▸ **INSTRUCTIONS FOR THE TASK**:
Look through the listing below and report how many lines contain "ship", as a bare number.

(Part of a data file)

-=-=-=-=-

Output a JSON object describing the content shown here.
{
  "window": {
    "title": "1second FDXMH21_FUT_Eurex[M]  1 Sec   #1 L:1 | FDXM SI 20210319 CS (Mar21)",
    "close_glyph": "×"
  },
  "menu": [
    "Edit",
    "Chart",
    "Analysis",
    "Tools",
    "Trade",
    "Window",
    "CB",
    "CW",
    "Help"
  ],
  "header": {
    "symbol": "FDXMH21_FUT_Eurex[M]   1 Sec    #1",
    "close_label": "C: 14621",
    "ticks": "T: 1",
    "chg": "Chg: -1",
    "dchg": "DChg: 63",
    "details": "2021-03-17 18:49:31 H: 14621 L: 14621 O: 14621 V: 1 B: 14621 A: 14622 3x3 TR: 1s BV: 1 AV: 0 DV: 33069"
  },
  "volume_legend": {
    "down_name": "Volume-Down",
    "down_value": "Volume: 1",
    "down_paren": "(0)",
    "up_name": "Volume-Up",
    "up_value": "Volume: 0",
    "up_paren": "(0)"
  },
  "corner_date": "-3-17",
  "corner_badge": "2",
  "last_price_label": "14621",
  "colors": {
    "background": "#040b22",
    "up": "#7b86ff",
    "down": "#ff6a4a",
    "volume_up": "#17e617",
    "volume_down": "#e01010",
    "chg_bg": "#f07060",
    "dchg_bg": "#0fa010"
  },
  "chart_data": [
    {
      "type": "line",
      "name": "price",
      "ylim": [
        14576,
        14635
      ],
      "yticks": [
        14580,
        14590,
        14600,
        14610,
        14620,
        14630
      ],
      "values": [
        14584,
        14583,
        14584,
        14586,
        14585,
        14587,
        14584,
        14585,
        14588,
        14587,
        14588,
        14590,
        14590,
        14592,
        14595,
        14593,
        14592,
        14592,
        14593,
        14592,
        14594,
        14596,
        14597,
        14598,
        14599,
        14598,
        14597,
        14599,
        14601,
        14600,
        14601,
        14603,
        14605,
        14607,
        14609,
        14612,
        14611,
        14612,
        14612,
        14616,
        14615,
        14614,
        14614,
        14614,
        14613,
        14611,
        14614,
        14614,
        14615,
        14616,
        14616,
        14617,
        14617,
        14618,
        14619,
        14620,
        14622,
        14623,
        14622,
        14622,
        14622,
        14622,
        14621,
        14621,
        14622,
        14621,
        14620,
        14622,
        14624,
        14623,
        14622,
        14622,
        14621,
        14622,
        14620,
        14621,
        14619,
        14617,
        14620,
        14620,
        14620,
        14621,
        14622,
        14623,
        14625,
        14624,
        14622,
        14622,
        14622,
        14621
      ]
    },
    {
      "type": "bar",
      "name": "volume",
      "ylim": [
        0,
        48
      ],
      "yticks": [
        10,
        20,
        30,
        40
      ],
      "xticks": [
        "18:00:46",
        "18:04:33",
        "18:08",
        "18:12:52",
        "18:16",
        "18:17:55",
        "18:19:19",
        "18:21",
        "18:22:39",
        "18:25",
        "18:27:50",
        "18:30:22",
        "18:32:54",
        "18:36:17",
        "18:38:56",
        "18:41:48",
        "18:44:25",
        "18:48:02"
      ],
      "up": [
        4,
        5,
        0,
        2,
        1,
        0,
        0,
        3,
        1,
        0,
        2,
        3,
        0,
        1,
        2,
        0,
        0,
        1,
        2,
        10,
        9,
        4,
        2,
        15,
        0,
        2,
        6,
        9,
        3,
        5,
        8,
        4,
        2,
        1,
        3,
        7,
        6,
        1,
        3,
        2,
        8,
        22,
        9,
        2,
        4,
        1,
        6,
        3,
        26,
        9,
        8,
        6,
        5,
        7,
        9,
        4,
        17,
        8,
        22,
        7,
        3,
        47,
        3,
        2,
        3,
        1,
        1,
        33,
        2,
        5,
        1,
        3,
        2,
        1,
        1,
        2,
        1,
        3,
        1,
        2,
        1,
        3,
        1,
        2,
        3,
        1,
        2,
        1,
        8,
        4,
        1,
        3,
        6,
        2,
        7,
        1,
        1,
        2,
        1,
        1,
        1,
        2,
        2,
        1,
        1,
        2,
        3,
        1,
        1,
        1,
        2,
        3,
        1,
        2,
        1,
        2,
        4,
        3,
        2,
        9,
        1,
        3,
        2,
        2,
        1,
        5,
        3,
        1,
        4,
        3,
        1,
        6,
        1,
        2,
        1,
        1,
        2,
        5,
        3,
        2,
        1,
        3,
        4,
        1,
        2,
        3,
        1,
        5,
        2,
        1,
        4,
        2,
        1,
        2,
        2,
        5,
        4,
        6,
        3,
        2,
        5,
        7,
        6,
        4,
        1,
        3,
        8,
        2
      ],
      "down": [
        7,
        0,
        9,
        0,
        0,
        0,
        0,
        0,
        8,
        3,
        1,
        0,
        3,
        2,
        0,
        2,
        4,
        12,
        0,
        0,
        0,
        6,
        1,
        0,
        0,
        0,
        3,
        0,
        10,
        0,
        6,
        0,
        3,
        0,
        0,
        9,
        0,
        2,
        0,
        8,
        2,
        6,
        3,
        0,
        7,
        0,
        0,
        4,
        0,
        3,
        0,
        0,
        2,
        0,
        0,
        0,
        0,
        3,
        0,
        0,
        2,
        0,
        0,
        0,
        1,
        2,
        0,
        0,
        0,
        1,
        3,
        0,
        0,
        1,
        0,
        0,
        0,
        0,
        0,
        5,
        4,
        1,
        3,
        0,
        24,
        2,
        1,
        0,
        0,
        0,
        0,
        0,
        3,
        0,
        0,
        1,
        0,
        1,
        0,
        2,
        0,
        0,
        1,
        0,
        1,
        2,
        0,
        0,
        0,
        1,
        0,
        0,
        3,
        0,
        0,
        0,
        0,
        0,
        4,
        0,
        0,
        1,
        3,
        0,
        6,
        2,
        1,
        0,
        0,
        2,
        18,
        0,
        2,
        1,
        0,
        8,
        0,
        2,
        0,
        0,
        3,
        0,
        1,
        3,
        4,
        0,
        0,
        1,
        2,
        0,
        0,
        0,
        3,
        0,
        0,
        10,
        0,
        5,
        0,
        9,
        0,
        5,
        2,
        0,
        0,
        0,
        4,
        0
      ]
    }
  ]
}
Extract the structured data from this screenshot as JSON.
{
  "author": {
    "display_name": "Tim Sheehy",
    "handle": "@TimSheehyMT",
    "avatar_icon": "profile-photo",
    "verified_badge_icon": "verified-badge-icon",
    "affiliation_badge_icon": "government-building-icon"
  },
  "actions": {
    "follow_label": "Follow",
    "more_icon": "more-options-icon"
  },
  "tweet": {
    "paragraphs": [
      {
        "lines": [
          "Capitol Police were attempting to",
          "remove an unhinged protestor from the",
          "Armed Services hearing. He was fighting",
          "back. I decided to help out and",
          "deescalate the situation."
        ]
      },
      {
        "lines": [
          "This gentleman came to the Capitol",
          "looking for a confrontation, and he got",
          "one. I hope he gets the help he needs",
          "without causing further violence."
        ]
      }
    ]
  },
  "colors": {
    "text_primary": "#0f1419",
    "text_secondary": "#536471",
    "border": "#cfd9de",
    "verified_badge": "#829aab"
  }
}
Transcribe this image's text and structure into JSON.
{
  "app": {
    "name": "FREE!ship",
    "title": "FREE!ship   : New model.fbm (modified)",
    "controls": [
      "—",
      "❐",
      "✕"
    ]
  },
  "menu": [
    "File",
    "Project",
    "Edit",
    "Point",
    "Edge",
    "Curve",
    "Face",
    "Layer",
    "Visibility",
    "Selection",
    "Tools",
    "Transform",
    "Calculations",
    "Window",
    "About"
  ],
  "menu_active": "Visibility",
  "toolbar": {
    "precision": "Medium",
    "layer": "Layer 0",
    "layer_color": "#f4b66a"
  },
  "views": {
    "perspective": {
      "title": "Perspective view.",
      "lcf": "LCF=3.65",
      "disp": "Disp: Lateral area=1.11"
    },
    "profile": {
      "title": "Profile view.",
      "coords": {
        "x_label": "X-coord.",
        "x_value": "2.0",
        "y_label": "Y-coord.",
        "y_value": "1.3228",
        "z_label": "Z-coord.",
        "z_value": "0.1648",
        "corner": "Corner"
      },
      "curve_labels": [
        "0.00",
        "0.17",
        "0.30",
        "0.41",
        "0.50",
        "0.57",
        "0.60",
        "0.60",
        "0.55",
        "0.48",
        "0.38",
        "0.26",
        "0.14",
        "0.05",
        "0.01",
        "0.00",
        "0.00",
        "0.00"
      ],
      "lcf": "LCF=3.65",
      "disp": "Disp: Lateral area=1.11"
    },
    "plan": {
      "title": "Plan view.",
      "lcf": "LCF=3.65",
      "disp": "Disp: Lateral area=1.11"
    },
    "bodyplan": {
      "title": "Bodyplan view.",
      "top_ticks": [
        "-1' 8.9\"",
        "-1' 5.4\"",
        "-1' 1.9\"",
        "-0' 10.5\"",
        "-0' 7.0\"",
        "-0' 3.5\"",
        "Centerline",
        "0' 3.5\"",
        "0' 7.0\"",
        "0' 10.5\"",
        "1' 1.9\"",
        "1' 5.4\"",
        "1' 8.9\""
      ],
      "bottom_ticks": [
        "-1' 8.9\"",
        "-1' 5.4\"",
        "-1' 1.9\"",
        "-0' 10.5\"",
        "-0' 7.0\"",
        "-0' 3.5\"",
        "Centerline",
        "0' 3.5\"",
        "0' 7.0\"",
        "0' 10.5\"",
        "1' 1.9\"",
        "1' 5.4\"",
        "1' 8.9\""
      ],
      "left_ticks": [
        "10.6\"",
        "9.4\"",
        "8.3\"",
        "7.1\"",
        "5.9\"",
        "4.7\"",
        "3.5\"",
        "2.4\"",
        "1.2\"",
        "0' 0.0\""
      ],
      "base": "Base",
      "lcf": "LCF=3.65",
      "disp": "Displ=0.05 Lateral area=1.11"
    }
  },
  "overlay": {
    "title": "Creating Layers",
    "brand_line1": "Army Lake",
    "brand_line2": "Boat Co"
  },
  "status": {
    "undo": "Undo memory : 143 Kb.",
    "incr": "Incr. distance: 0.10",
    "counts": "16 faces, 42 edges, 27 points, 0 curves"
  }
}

-=-=-=-=-

▸ **SOLUTION FOR THIS PROBLEM**:
2